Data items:
Begin
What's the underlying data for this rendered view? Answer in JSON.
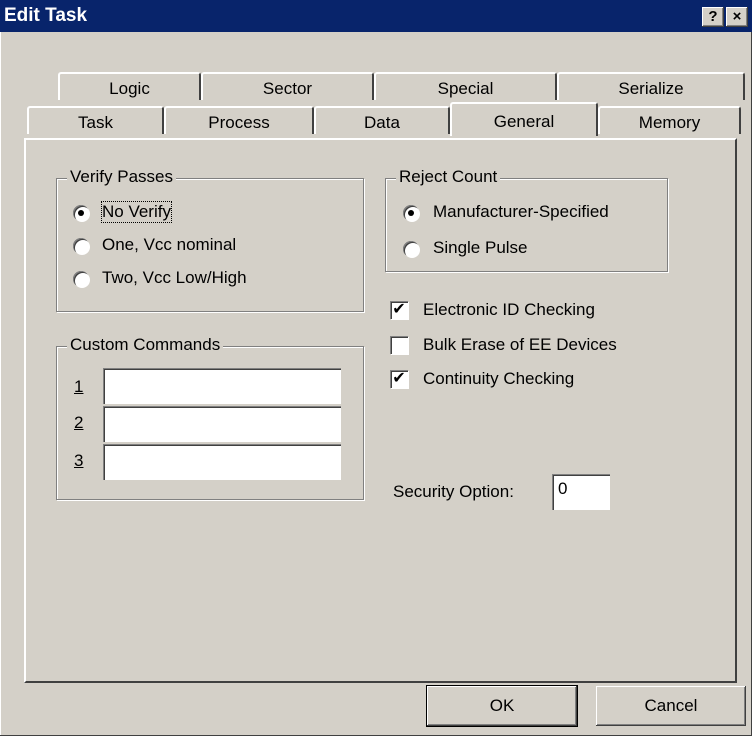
{
  "window": {
    "title": "Edit Task",
    "help_glyph": "?",
    "close_glyph": "×"
  },
  "tabs_back": [
    "Logic",
    "Sector",
    "Special",
    "Serialize"
  ],
  "tabs_front": [
    "Task",
    "Process",
    "Data",
    "General",
    "Memory"
  ],
  "active_tab": "General",
  "verify_passes": {
    "legend": "Verify Passes",
    "options": [
      "No Verify",
      "One, Vcc nominal",
      "Two, Vcc Low/High"
    ],
    "selected": "No Verify"
  },
  "reject_count": {
    "legend": "Reject Count",
    "options": [
      "Manufacturer-Specified",
      "Single Pulse"
    ],
    "selected": "Manufacturer-Specified"
  },
  "checks": [
    {
      "label": "Electronic ID Checking",
      "checked": true
    },
    {
      "label": "Bulk Erase of EE Devices",
      "checked": false
    },
    {
      "label": "Continuity Checking",
      "checked": true
    }
  ],
  "custom_commands": {
    "legend": "Custom Commands",
    "rows": [
      {
        "num": "1",
        "value": ""
      },
      {
        "num": "2",
        "value": ""
      },
      {
        "num": "3",
        "value": ""
      }
    ]
  },
  "security": {
    "label": "Security Option:",
    "value": "0"
  },
  "buttons": {
    "ok": "OK",
    "cancel": "Cancel"
  },
  "check_glyph": "✔"
}
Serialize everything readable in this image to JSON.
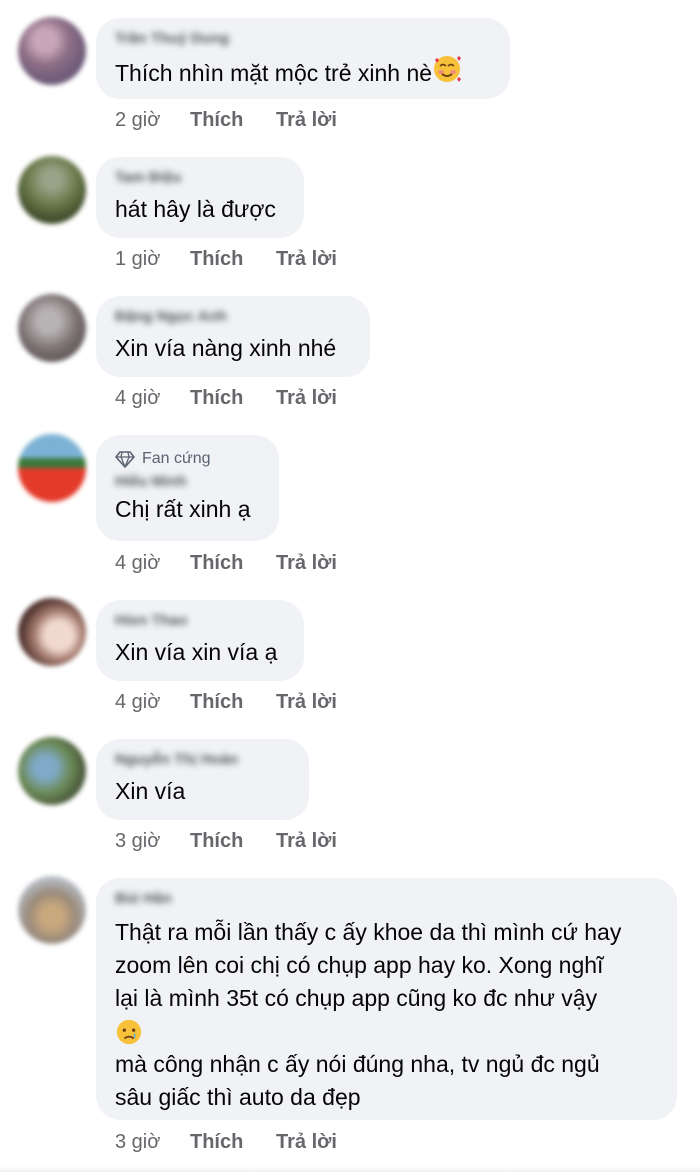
{
  "comments": [
    {
      "author": "Trần Thuỷ Dung",
      "text": "Thích nhìn mặt mộc trẻ xinh nè",
      "emoji": "smiling-face-with-hearts",
      "time": "2 giờ",
      "like_label": "Thích",
      "reply_label": "Trả lời"
    },
    {
      "author": "Tam Điệu",
      "text": "hát hây là được",
      "time": "1 giờ",
      "like_label": "Thích",
      "reply_label": "Trả lời"
    },
    {
      "author": "Đặng Ngọc Anh",
      "text": "Xin vía nàng xinh nhé",
      "time": "4 giờ",
      "like_label": "Thích",
      "reply_label": "Trả lời"
    },
    {
      "badge": "Fan cứng",
      "badge_icon": "diamond-icon",
      "author": "Hiếu Minh",
      "text": "Chị rất xinh ạ",
      "time": "4 giờ",
      "like_label": "Thích",
      "reply_label": "Trả lời"
    },
    {
      "author": "Hien Thao",
      "text": "Xin vía xin vía ạ",
      "time": "4 giờ",
      "like_label": "Thích",
      "reply_label": "Trả lời"
    },
    {
      "author": "Nguyễn Thị Hoàn",
      "text": "Xin vía",
      "time": "3 giờ",
      "like_label": "Thích",
      "reply_label": "Trả lời"
    },
    {
      "author": "Bùi Hân",
      "lines": [
        "Thật ra mỗi lần thấy c ấy khoe da thì mình cứ hay",
        "zoom lên coi chị có chụp app hay ko. Xong nghĩ",
        "lại là mình 35t có chụp app cũng ko đc như vậy",
        "mà công nhận c ấy nói đúng nha, tv ngủ đc ngủ",
        "sâu giấc thì auto da đẹp"
      ],
      "emoji": "crying-face",
      "time": "3 giờ",
      "like_label": "Thích",
      "reply_label": "Trả lời"
    }
  ],
  "colors": {
    "bubble": "#f0f2f5",
    "text": "#050505",
    "meta": "#65676b"
  }
}
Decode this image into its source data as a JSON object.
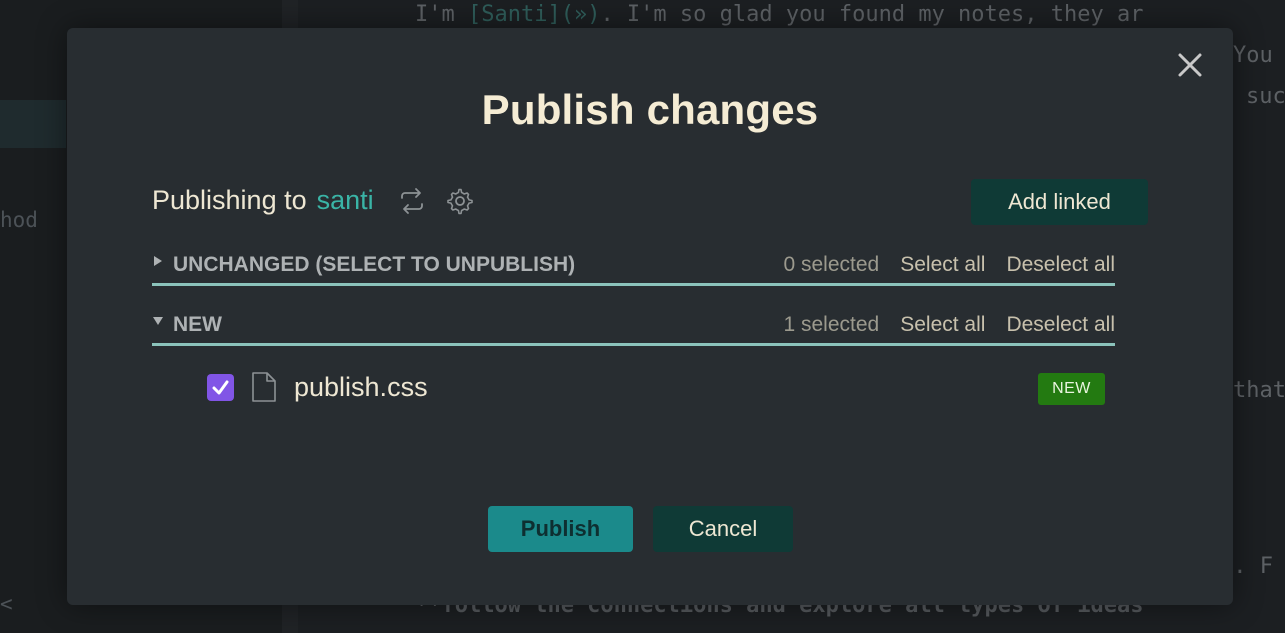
{
  "background": {
    "sidebar_text_1": "hod",
    "sidebar_text_2": "<",
    "editor_lines": [
      {
        "pre": "I'm ",
        "link": "[Santi](»)",
        "post": ". I'm so glad you found my notes, they ar"
      },
      {
        "pre": "",
        "link": "",
        "post": "You"
      },
      {
        "pre": "",
        "link": "",
        "post": "suc"
      },
      {
        "pre": "",
        "link": "",
        "post": "that"
      },
      {
        "pre": "",
        "link": "",
        "post": "s. F"
      },
      {
        "pre": "",
        "link": "",
        "post": "**follow the connections and explore all types of ideas"
      }
    ]
  },
  "modal": {
    "title": "Publish changes",
    "close_icon": "close-icon",
    "publishing_label": "Publishing to",
    "site_name": "santi",
    "switch_icon": "swap-icon",
    "settings_icon": "gear-icon",
    "add_linked_label": "Add linked",
    "sections": [
      {
        "title": "UNCHANGED (SELECT TO UNPUBLISH)",
        "expanded": false,
        "count": "0 selected",
        "select_all": "Select all",
        "deselect_all": "Deselect all"
      },
      {
        "title": "NEW",
        "expanded": true,
        "count": "1 selected",
        "select_all": "Select all",
        "deselect_all": "Deselect all"
      }
    ],
    "files": [
      {
        "name": "publish.css",
        "checked": true,
        "badge": "NEW"
      }
    ],
    "publish_label": "Publish",
    "cancel_label": "Cancel"
  },
  "colors": {
    "accent": "#3ab4a6",
    "checkbox": "#8155e6",
    "badge_new": "#237a11",
    "primary_button": "#1b8a8b",
    "secondary_button": "#0f3a36"
  }
}
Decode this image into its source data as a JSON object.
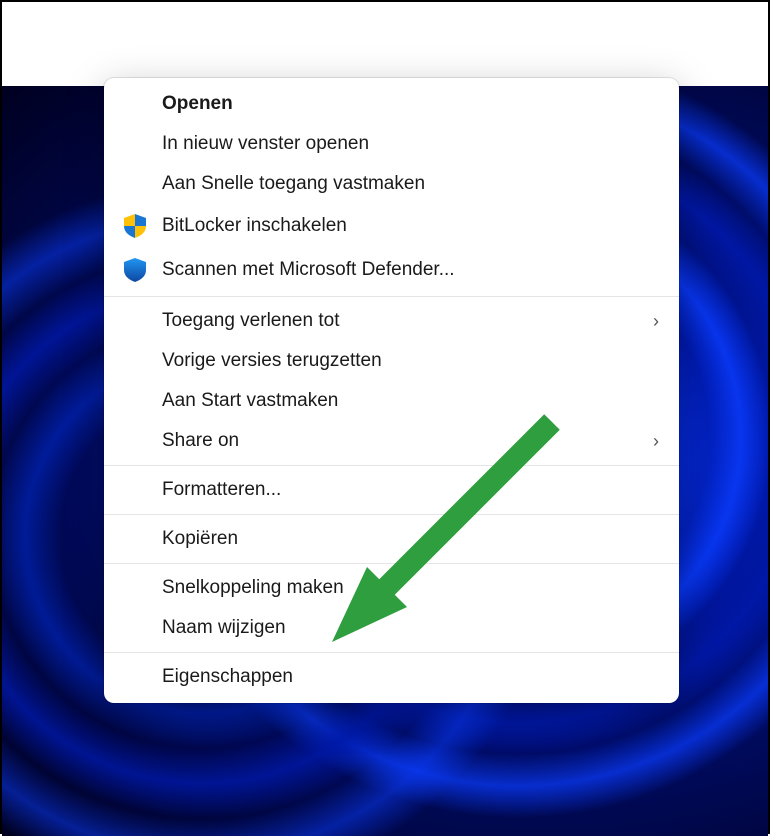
{
  "contextMenu": {
    "groups": [
      {
        "items": [
          {
            "label": "Openen",
            "bold": true,
            "icon": null,
            "submenu": false,
            "name": "menu-item-open"
          },
          {
            "label": "In nieuw venster openen",
            "bold": false,
            "icon": null,
            "submenu": false,
            "name": "menu-item-open-new-window"
          },
          {
            "label": "Aan Snelle toegang vastmaken",
            "bold": false,
            "icon": null,
            "submenu": false,
            "name": "menu-item-pin-quick-access"
          },
          {
            "label": "BitLocker inschakelen",
            "bold": false,
            "icon": "uac-shield",
            "submenu": false,
            "name": "menu-item-bitlocker"
          },
          {
            "label": "Scannen met Microsoft Defender...",
            "bold": false,
            "icon": "defender-shield",
            "submenu": false,
            "name": "menu-item-defender-scan"
          }
        ]
      },
      {
        "items": [
          {
            "label": "Toegang verlenen tot",
            "bold": false,
            "icon": null,
            "submenu": true,
            "name": "menu-item-grant-access"
          },
          {
            "label": "Vorige versies terugzetten",
            "bold": false,
            "icon": null,
            "submenu": false,
            "name": "menu-item-restore-versions"
          },
          {
            "label": "Aan Start vastmaken",
            "bold": false,
            "icon": null,
            "submenu": false,
            "name": "menu-item-pin-start"
          },
          {
            "label": "Share on",
            "bold": false,
            "icon": null,
            "submenu": true,
            "name": "menu-item-share-on"
          }
        ]
      },
      {
        "items": [
          {
            "label": "Formatteren...",
            "bold": false,
            "icon": null,
            "submenu": false,
            "name": "menu-item-format"
          }
        ]
      },
      {
        "items": [
          {
            "label": "Kopiëren",
            "bold": false,
            "icon": null,
            "submenu": false,
            "name": "menu-item-copy"
          }
        ]
      },
      {
        "items": [
          {
            "label": "Snelkoppeling maken",
            "bold": false,
            "icon": null,
            "submenu": false,
            "name": "menu-item-create-shortcut"
          },
          {
            "label": "Naam wijzigen",
            "bold": false,
            "icon": null,
            "submenu": false,
            "name": "menu-item-rename"
          }
        ]
      },
      {
        "items": [
          {
            "label": "Eigenschappen",
            "bold": false,
            "icon": null,
            "submenu": false,
            "name": "menu-item-properties"
          }
        ]
      }
    ]
  },
  "annotation": {
    "type": "arrow",
    "color": "#2e9e3f",
    "target": "menu-item-create-shortcut"
  }
}
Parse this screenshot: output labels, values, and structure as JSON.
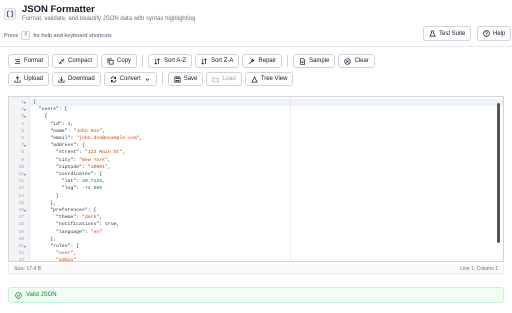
{
  "app": {
    "title": "JSON Formatter",
    "subtitle": "Format, validate, and beautify JSON data with syntax highlighting"
  },
  "hint": {
    "prefix": "Press",
    "key": "?",
    "suffix": "for help and keyboard shortcuts"
  },
  "header_buttons": {
    "test_suite": "Test Suite",
    "help": "Help"
  },
  "toolbar": {
    "row1": [
      "Format",
      "Compact",
      "Copy",
      "Sort A-Z",
      "Sort Z-A",
      "Repair",
      "Sample",
      "Clear"
    ],
    "row2": [
      "Upload",
      "Download",
      "Convert",
      "Save",
      "Load",
      "Tree View"
    ]
  },
  "editor": {
    "line_numbers": [
      "1",
      "2",
      "3",
      "4",
      "5",
      "6",
      "7",
      "8",
      "9",
      "10",
      "11",
      "12",
      "13",
      "14",
      "15",
      "16",
      "17",
      "18",
      "19",
      "20",
      "21",
      "22",
      "23",
      "24",
      "25"
    ],
    "lines": [
      "{",
      "  \"users\": [",
      "    {",
      "      \"id\": 1,",
      "      \"name\": \"John Doe\",",
      "      \"email\": \"john.doe@example.com\",",
      "      \"address\": {",
      "        \"street\": \"123 Main St\",",
      "        \"city\": \"New York\",",
      "        \"zipCode\": \"10001\",",
      "        \"coordinates\": {",
      "          \"lat\": 40.7128,",
      "          \"lng\": -74.006",
      "        }",
      "      },",
      "      \"preferences\": {",
      "        \"theme\": \"dark\",",
      "        \"notifications\": true,",
      "        \"language\": \"en\"",
      "      },",
      "      \"roles\": [",
      "        \"user\",",
      "        \"admin\"",
      "      ]"
    ]
  },
  "status": {
    "size": "Size: 17.4 B",
    "position": "Line 1, Column 1"
  },
  "validation": {
    "message": "Valid JSON"
  },
  "colors": {
    "valid": "#15803d",
    "string": "#c2410c",
    "number": "#0f766e"
  }
}
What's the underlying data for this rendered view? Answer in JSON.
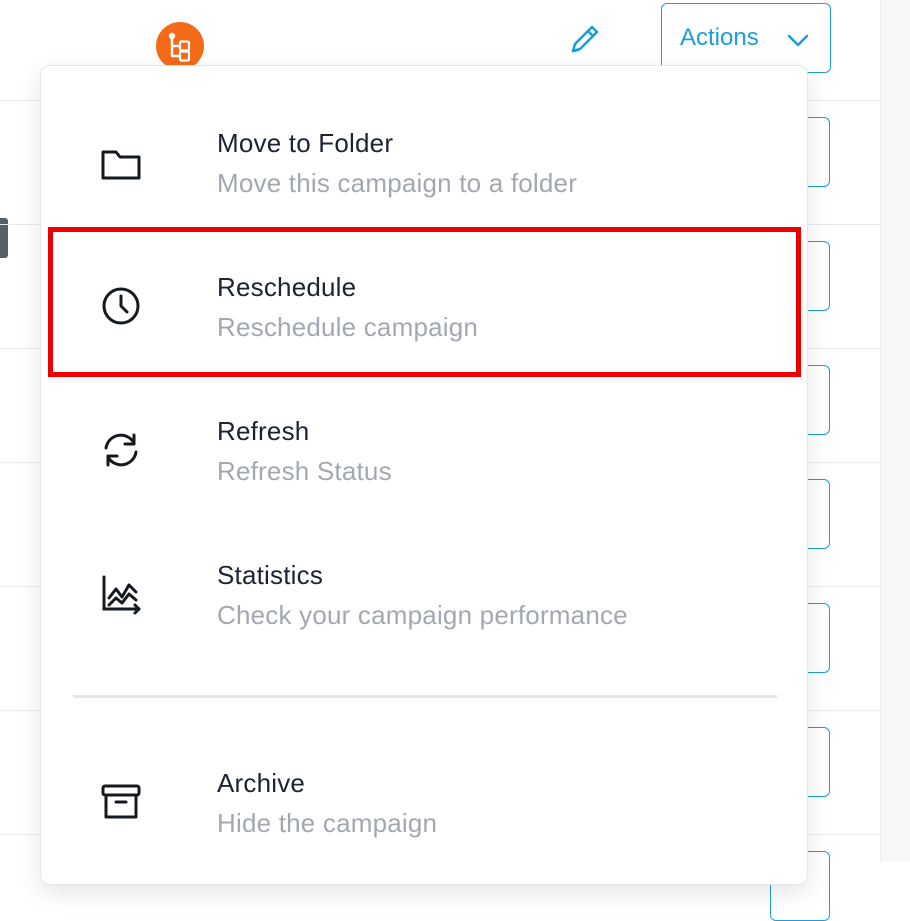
{
  "header": {
    "actions_label": "Actions"
  },
  "icons": {
    "flow_badge": "workflow-icon",
    "edit": "pencil-icon",
    "chevron": "chevron-down-icon"
  },
  "colors": {
    "accent": "#1a9fdc",
    "badge": "#f46a18",
    "highlight": "#ee0000",
    "title_text": "#1d2330",
    "desc_text": "#a2a8b2"
  },
  "menu": {
    "items": [
      {
        "title": "Move to Folder",
        "description": "Move this campaign to a folder",
        "icon": "folder-icon"
      },
      {
        "title": "Reschedule",
        "description": "Reschedule campaign",
        "icon": "clock-icon"
      },
      {
        "title": "Refresh",
        "description": "Refresh Status",
        "icon": "refresh-icon"
      },
      {
        "title": "Statistics",
        "description": "Check your campaign performance",
        "icon": "statistics-icon"
      },
      {
        "title": "Archive",
        "description": "Hide the campaign",
        "icon": "archive-icon"
      }
    ]
  }
}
End
AIM OF THE EXERCISE:
Within the material above, find the lines that contain the word "checked"; copy them.

SOLUTION TO THIS TASK:
      "checked": true
      "checked": false
      "checked": true
        "checked": true,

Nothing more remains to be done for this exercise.